## Input for this task
** Begin **
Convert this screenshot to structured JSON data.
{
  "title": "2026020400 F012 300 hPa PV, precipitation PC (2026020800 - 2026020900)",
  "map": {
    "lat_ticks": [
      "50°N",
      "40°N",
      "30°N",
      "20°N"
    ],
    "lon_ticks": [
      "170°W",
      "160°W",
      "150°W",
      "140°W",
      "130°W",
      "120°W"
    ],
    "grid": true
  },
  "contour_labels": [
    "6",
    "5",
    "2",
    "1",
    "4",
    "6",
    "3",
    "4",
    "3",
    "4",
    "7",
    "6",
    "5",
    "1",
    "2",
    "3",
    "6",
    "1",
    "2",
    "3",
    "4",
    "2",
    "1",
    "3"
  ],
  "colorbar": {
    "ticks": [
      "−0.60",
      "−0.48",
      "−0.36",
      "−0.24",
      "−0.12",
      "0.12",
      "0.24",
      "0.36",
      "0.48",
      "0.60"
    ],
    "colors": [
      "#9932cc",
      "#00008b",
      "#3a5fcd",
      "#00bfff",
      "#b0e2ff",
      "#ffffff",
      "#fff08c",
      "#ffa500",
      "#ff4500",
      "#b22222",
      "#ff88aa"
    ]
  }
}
** End **
## What to work on
Return all of the above records exactly, leaving no line out.

## Output of the task
Convert this screenshot to structured JSON data.
{
  "title": "2026020400 F012 300 hPa PV, precipitation PC (2026020800 - 2026020900)",
  "map": {
    "lat_ticks": [
      "50°N",
      "40°N",
      "30°N",
      "20°N"
    ],
    "lon_ticks": [
      "170°W",
      "160°W",
      "150°W",
      "140°W",
      "130°W",
      "120°W"
    ],
    "grid": true
  },
  "contour_labels": [
    "6",
    "5",
    "2",
    "1",
    "4",
    "6",
    "3",
    "4",
    "3",
    "4",
    "7",
    "6",
    "5",
    "1",
    "2",
    "3",
    "6",
    "1",
    "2",
    "3",
    "4",
    "2",
    "1",
    "3"
  ],
  "colorbar": {
    "ticks": [
      "−0.60",
      "−0.48",
      "−0.36",
      "−0.24",
      "−0.12",
      "0.12",
      "0.24",
      "0.36",
      "0.48",
      "0.60"
    ],
    "colors": [
      "#9932cc",
      "#00008b",
      "#3a5fcd",
      "#00bfff",
      "#b0e2ff",
      "#ffffff",
      "#fff08c",
      "#ffa500",
      "#ff4500",
      "#b22222",
      "#ff88aa"
    ]
  }
}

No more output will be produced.